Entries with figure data
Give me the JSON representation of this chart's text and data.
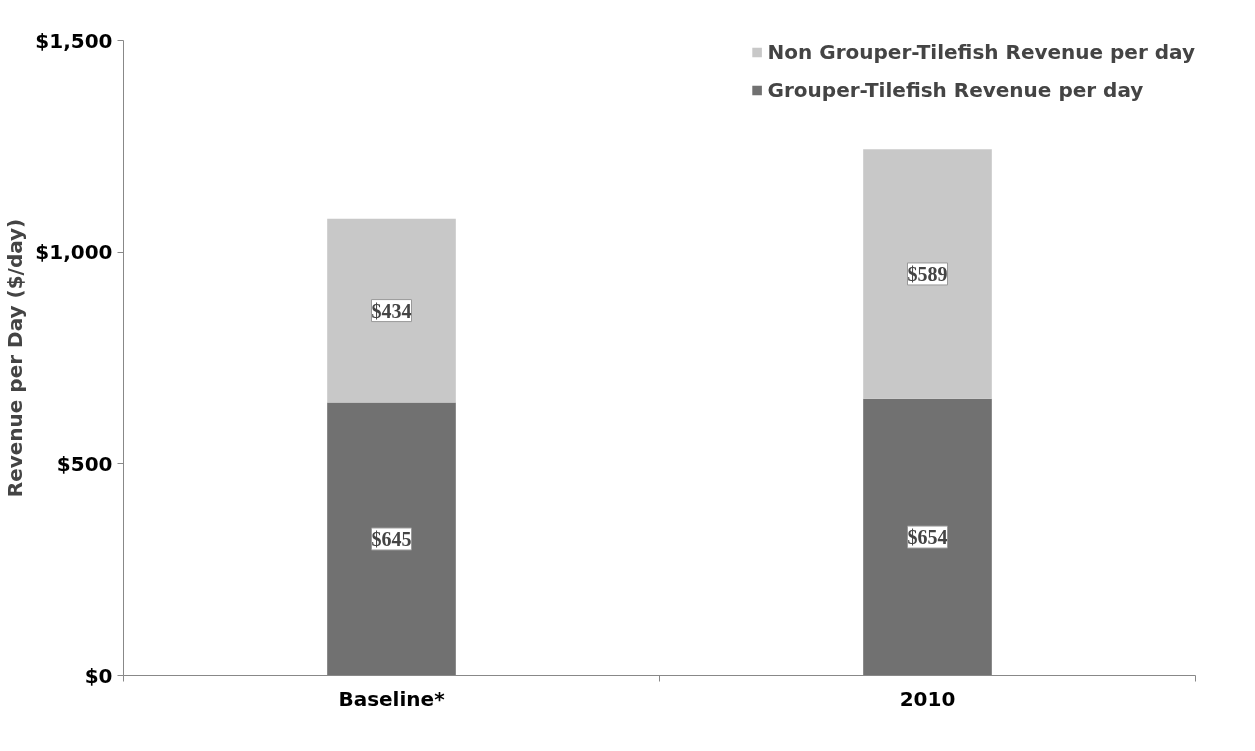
{
  "chart_data": {
    "type": "bar",
    "stacked": true,
    "categories": [
      "Baseline*",
      "2010"
    ],
    "ylabel": "Revenue per Day ($/day)",
    "ylim": [
      0,
      1500
    ],
    "yticks": [
      {
        "value": 0,
        "label": "$0"
      },
      {
        "value": 500,
        "label": "$500"
      },
      {
        "value": 1000,
        "label": "$1,000"
      },
      {
        "value": 1500,
        "label": "$1,500"
      }
    ],
    "series": [
      {
        "name": "Grouper-Tilefish Revenue per day",
        "color": "#717171",
        "values": [
          645,
          654
        ],
        "value_labels": [
          "$645",
          "$654"
        ]
      },
      {
        "name": "Non Grouper-Tilefish Revenue per day",
        "color": "#c8c8c8",
        "values": [
          434,
          589
        ],
        "value_labels": [
          "$434",
          "$589"
        ]
      }
    ],
    "grid": false,
    "legend": "top right"
  }
}
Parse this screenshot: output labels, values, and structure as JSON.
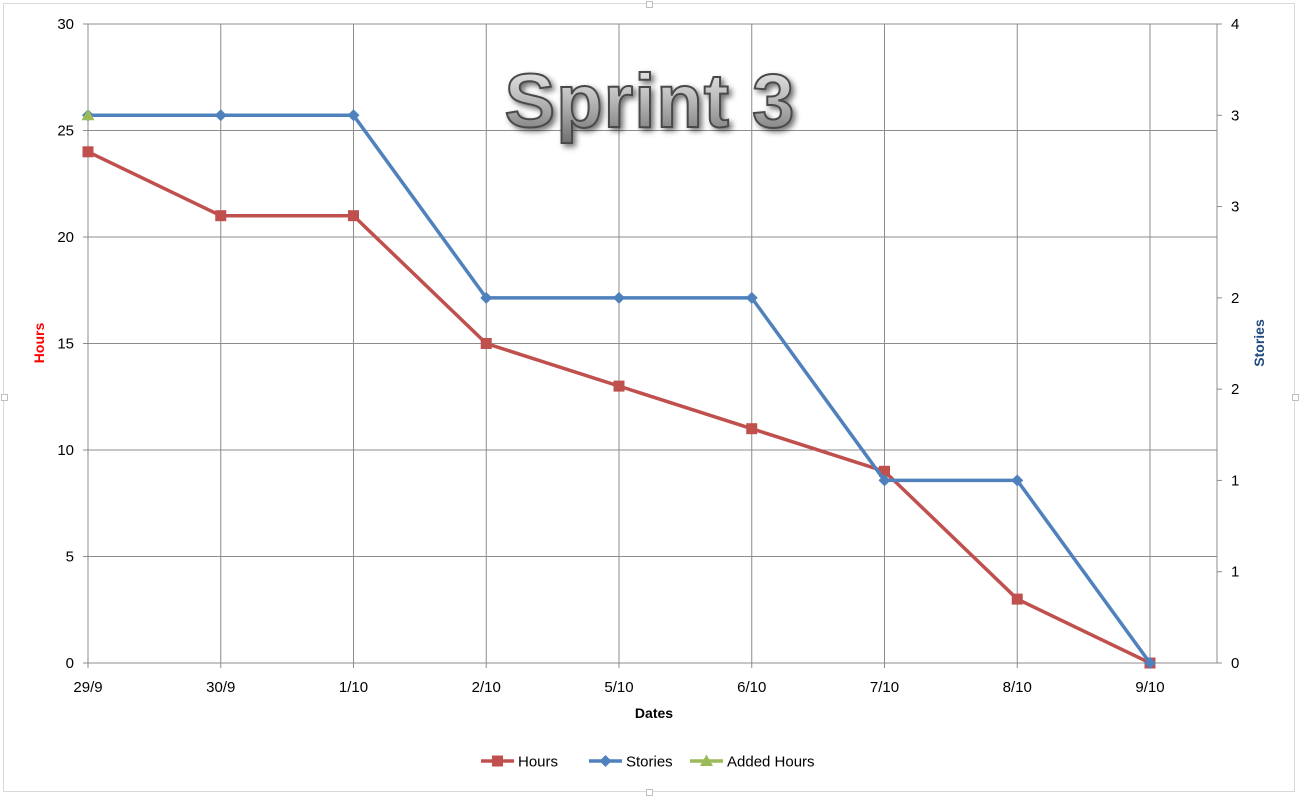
{
  "chart_data": {
    "type": "line",
    "title": "Sprint 3",
    "xlabel": "Dates",
    "ylabel_left": "Hours",
    "ylabel_right": "Stories",
    "categories": [
      "29/9",
      "30/9",
      "1/10",
      "2/10",
      "5/10",
      "6/10",
      "7/10",
      "8/10",
      "9/10"
    ],
    "y_left": {
      "min": 0,
      "max": 30,
      "ticks": [
        "0",
        "5",
        "10",
        "15",
        "20",
        "25",
        "30"
      ]
    },
    "y_right": {
      "min": 0,
      "max": 3.5,
      "ticks": [
        "0",
        "1",
        "1",
        "2",
        "2",
        "3",
        "3",
        "4"
      ]
    },
    "grid": true,
    "legend_position": "bottom",
    "series": [
      {
        "name": "Hours",
        "axis": "left",
        "color": "#c0504d",
        "marker": "square",
        "values": [
          24,
          21,
          21,
          15,
          13,
          11,
          9,
          3,
          0
        ]
      },
      {
        "name": "Stories",
        "axis": "right",
        "color": "#4f81bd",
        "marker": "diamond",
        "values": [
          3,
          3,
          3,
          2,
          2,
          2,
          1,
          1,
          0
        ]
      },
      {
        "name": "Added Hours",
        "axis": "right",
        "color": "#9bbb59",
        "marker": "triangle",
        "values": [
          3,
          null,
          null,
          null,
          null,
          null,
          null,
          null,
          null
        ]
      }
    ],
    "axis_title_colors": {
      "left": "#ff0000",
      "right": "#1f497d"
    }
  }
}
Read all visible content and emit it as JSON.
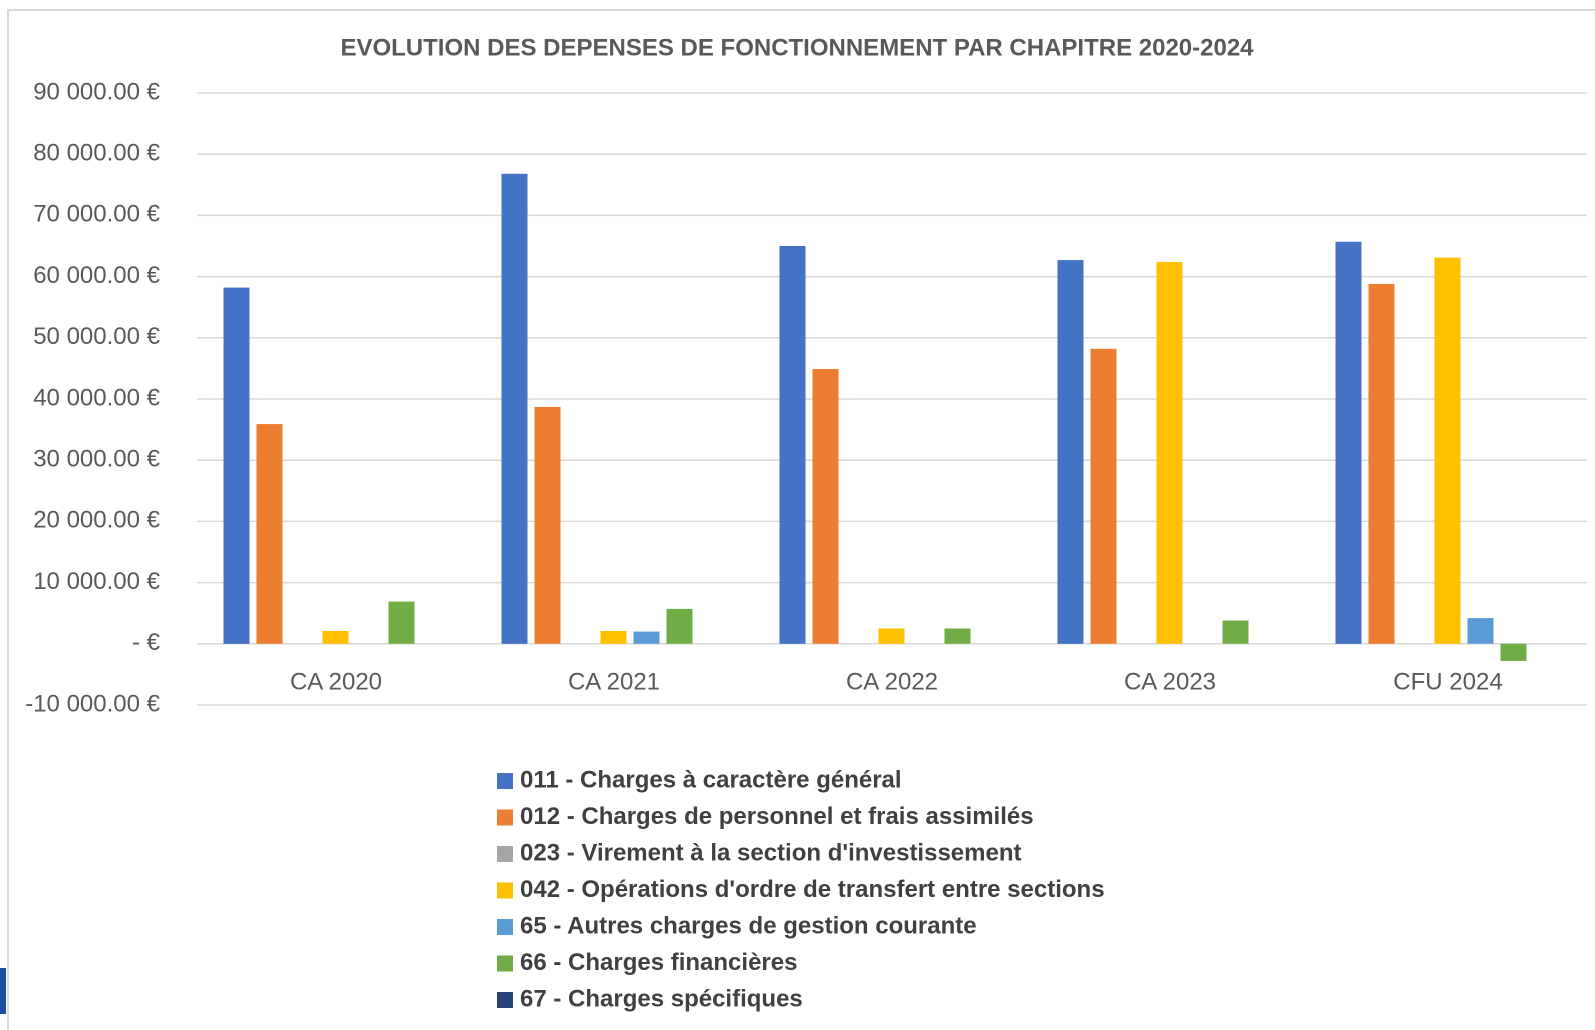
{
  "chart_data": {
    "type": "bar",
    "title": "EVOLUTION DES DEPENSES DE FONCTIONNEMENT PAR CHAPITRE 2020-2024",
    "categories": [
      "CA 2020",
      "CA 2021",
      "CA 2022",
      "CA 2023",
      "CFU 2024"
    ],
    "series": [
      {
        "name": "011 - Charges à caractère général",
        "color": "#4472c4",
        "values": [
          58200,
          76800,
          65000,
          62700,
          65700
        ]
      },
      {
        "name": "012 - Charges de personnel et frais assimilés",
        "color": "#ed7d31",
        "values": [
          35900,
          38700,
          44900,
          48200,
          58800
        ]
      },
      {
        "name": "023 - Virement à la section d'investissement",
        "color": "#a5a5a5",
        "values": [
          null,
          null,
          null,
          null,
          null
        ]
      },
      {
        "name": "042 - Opérations d'ordre de transfert entre sections",
        "color": "#ffc000",
        "values": [
          2100,
          2100,
          2500,
          62400,
          63100
        ]
      },
      {
        "name": "65 - Autres charges de gestion courante",
        "color": "#5b9bd5",
        "values": [
          null,
          2000,
          null,
          null,
          4200
        ]
      },
      {
        "name": "66 - Charges financières",
        "color": "#70ad47",
        "values": [
          6900,
          5700,
          2500,
          3800,
          -2800
        ]
      },
      {
        "name": "67 - Charges spécifiques",
        "color": "#264478",
        "values": [
          null,
          null,
          null,
          null,
          null
        ]
      }
    ],
    "ylim": [
      -10000,
      90000
    ],
    "yticks": [
      {
        "value": -10000,
        "label": "-10 000.00 €"
      },
      {
        "value": 0,
        "label": "-   €"
      },
      {
        "value": 10000,
        "label": "10 000.00 €"
      },
      {
        "value": 20000,
        "label": "20 000.00 €"
      },
      {
        "value": 30000,
        "label": "30 000.00 €"
      },
      {
        "value": 40000,
        "label": "40 000.00 €"
      },
      {
        "value": 50000,
        "label": "50 000.00 €"
      },
      {
        "value": 60000,
        "label": "60 000.00 €"
      },
      {
        "value": 70000,
        "label": "70 000.00 €"
      },
      {
        "value": 80000,
        "label": "80 000.00 €"
      },
      {
        "value": 90000,
        "label": "90 000.00 €"
      }
    ],
    "grid": true,
    "legend": "bottom"
  }
}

Written problem: Go over the records above line by line and count those holding the word "JSON". Reply only with the number.

Completed exercise: 3